• [Objective] Transcribe the records verbatim from their first line up to and including the line containing "344, 1577, 459]".

• [Data lines]
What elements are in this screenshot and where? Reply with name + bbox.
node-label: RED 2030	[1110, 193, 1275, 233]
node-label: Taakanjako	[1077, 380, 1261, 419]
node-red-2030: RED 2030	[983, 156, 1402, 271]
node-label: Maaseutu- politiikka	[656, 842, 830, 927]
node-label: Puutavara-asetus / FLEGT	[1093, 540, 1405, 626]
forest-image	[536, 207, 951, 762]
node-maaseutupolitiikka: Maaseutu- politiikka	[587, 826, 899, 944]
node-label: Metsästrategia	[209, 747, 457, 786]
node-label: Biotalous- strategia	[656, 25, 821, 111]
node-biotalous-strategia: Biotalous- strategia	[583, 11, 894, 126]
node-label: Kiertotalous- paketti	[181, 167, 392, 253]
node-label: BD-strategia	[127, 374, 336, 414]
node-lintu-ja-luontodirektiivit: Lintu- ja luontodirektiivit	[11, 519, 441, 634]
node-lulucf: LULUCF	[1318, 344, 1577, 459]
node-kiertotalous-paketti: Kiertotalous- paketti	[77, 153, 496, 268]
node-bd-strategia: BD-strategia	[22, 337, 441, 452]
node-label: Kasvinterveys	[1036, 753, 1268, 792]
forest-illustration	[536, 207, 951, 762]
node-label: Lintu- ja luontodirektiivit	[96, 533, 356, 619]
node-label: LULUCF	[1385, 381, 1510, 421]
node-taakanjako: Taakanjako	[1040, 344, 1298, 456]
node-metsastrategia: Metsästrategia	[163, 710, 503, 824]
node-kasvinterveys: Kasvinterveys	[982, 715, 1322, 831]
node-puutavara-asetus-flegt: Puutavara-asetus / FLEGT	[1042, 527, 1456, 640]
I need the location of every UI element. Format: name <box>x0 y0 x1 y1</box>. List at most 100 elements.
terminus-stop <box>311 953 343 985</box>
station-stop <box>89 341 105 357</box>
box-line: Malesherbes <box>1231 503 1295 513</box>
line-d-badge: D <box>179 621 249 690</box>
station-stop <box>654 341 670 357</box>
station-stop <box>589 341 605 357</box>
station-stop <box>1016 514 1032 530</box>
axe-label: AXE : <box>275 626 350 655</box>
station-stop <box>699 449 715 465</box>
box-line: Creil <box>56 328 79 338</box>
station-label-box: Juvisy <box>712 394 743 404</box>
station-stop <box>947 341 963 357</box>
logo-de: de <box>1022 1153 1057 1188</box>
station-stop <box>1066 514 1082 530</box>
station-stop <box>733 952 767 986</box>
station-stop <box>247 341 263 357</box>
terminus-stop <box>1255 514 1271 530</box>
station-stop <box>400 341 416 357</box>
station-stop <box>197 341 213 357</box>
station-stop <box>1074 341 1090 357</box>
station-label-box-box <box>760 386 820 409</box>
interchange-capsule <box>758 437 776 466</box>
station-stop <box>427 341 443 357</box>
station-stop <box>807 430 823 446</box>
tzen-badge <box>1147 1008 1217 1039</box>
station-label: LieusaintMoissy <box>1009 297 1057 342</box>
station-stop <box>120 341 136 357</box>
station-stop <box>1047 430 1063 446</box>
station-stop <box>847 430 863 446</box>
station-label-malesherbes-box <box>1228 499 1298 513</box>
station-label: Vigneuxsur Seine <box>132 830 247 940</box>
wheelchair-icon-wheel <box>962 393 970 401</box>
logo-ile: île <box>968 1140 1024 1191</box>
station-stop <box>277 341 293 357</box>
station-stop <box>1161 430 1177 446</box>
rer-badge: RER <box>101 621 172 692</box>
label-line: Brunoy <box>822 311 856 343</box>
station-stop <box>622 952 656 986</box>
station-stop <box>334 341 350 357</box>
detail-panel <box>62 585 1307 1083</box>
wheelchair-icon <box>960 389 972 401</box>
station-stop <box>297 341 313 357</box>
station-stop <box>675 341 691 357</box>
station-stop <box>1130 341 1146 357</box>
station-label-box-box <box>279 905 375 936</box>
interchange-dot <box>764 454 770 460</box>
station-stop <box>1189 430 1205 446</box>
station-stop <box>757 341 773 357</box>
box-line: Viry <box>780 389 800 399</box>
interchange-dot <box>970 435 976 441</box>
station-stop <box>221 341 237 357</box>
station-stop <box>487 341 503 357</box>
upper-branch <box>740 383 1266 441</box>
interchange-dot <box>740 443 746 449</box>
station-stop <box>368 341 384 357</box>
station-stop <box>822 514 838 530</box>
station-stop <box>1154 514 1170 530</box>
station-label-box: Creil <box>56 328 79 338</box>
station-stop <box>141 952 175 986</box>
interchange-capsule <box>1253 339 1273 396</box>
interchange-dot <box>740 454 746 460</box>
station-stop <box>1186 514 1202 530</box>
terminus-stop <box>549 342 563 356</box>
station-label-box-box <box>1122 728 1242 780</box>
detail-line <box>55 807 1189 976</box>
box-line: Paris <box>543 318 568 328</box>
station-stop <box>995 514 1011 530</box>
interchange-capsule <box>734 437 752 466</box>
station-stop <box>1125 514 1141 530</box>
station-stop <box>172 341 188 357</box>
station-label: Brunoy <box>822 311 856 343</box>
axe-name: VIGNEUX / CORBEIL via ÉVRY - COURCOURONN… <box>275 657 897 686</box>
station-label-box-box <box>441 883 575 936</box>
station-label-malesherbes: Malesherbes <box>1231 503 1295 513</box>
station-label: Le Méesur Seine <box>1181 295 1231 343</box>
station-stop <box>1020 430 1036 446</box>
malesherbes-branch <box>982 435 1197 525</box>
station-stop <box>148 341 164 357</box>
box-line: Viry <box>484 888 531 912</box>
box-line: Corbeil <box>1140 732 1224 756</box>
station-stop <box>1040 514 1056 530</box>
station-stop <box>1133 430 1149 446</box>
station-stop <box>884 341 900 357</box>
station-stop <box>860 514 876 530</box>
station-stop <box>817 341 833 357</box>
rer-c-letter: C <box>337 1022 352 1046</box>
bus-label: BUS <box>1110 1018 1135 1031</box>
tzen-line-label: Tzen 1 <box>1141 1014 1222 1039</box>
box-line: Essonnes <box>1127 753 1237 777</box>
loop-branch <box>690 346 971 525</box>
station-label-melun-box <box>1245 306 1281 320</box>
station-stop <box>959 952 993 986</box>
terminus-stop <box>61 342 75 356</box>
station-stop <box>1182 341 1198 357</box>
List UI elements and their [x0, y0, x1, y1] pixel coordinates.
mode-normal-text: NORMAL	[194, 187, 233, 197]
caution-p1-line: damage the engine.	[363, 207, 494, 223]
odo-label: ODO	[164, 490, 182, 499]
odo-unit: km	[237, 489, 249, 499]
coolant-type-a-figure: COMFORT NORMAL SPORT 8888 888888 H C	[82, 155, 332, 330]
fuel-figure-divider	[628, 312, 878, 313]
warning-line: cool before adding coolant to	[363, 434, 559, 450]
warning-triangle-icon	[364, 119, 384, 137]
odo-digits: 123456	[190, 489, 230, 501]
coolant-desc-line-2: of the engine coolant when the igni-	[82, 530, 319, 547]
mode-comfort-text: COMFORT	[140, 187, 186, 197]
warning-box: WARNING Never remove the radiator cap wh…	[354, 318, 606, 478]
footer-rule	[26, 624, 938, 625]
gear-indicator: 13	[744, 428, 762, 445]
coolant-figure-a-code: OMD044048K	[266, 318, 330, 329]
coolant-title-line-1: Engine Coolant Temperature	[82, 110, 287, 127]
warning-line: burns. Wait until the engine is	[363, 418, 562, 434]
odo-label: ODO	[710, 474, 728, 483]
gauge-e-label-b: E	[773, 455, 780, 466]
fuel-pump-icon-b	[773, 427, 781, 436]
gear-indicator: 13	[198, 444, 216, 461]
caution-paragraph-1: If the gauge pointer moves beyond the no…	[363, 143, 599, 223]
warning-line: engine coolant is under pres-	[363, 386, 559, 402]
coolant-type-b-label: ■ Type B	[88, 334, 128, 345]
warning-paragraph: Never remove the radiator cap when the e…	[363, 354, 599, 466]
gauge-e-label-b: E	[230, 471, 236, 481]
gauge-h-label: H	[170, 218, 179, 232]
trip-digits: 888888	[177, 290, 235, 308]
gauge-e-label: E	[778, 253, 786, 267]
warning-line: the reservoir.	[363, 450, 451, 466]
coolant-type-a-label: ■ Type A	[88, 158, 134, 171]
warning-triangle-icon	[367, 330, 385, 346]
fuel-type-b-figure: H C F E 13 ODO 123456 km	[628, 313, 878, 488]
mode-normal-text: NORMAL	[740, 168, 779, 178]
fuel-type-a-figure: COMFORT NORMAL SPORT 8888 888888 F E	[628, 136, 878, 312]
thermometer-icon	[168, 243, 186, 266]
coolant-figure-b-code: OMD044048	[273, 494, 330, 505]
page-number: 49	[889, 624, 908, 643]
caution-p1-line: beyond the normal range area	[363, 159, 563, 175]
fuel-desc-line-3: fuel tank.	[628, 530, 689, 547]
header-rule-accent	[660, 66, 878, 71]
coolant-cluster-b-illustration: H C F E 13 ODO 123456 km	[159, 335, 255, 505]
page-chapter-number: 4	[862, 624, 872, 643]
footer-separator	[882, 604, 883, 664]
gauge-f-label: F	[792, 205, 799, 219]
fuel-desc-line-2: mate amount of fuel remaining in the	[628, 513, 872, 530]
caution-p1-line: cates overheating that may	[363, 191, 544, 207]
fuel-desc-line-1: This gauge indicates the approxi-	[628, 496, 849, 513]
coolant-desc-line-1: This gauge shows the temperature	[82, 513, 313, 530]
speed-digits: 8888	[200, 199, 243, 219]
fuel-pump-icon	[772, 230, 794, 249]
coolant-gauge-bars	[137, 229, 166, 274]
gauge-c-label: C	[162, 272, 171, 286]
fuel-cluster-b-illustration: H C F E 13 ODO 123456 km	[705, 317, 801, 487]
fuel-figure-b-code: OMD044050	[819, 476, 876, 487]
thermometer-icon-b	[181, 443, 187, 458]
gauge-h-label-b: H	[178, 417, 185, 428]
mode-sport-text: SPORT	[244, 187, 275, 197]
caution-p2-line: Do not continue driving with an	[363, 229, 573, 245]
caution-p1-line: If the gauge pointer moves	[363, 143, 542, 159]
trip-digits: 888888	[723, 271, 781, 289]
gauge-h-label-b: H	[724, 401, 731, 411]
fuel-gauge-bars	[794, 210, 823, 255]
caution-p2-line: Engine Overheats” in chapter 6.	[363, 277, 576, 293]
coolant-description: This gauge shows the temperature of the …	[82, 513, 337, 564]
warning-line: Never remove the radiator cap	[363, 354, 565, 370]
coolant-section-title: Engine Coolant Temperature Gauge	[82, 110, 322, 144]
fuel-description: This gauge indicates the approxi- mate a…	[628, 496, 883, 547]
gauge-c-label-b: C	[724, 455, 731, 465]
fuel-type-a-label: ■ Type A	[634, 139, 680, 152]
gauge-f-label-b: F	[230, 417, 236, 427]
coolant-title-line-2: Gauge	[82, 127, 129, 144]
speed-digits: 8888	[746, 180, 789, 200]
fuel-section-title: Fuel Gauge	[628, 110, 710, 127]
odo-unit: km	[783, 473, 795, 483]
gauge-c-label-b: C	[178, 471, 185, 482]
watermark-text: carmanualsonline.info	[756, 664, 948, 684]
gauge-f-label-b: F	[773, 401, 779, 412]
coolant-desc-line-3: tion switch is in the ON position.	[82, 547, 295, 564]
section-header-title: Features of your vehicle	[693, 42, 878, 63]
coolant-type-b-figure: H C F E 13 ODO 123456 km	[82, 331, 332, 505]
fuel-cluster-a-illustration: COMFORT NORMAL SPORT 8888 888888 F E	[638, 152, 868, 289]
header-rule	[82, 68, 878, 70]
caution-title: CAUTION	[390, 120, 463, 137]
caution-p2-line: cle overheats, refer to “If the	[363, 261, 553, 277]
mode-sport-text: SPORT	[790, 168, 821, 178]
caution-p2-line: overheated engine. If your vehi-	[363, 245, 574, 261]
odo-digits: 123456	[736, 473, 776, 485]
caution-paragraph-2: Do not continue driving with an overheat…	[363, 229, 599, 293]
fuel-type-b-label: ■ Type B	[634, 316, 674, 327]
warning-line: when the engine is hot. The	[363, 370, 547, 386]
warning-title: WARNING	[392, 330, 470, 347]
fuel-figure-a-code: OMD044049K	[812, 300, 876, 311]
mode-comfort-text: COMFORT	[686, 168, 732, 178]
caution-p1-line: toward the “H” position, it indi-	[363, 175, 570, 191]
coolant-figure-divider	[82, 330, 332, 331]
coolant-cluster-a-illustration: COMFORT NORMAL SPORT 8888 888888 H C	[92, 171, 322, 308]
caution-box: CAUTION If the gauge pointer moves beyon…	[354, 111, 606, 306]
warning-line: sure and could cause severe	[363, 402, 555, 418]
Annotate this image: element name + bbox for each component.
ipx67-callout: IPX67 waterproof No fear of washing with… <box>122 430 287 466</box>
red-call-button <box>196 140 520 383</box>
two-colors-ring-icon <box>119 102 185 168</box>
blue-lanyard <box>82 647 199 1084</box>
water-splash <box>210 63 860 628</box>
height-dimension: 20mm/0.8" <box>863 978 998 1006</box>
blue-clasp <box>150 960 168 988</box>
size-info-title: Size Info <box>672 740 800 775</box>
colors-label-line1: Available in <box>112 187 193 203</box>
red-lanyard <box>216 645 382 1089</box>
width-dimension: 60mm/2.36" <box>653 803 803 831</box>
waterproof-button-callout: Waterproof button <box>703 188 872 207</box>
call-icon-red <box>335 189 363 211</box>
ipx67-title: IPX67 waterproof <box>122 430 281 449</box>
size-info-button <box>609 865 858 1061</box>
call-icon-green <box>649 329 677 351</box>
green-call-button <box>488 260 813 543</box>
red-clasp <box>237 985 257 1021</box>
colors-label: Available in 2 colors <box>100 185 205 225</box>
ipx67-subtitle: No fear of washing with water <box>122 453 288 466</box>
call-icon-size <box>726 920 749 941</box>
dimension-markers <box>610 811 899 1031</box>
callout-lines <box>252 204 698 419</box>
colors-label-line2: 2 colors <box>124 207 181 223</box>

• [Exercise solution]
What elements are in this screenshot and where? Reply with name + bbox.
node-label: RED 2030	[1110, 193, 1275, 233]
node-label: Taakanjako	[1077, 380, 1261, 419]
node-red-2030: RED 2030	[983, 156, 1402, 271]
node-label: Maaseutu- politiikka	[656, 842, 830, 927]
node-label: Puutavara-asetus / FLEGT	[1093, 540, 1405, 626]
forest-image	[536, 207, 951, 762]
node-maaseutupolitiikka: Maaseutu- politiikka	[587, 826, 899, 944]
node-label: Metsästrategia	[209, 747, 457, 786]
node-label: Biotalous- strategia	[656, 25, 821, 111]
node-biotalous-strategia: Biotalous- strategia	[583, 11, 894, 126]
node-label: Kiertotalous- paketti	[181, 167, 392, 253]
node-label: BD-strategia	[127, 374, 336, 414]
node-lintu-ja-luontodirektiivit: Lintu- ja luontodirektiivit	[11, 519, 441, 634]
node-lulucf: LULUCF	[1318, 344, 1577, 459]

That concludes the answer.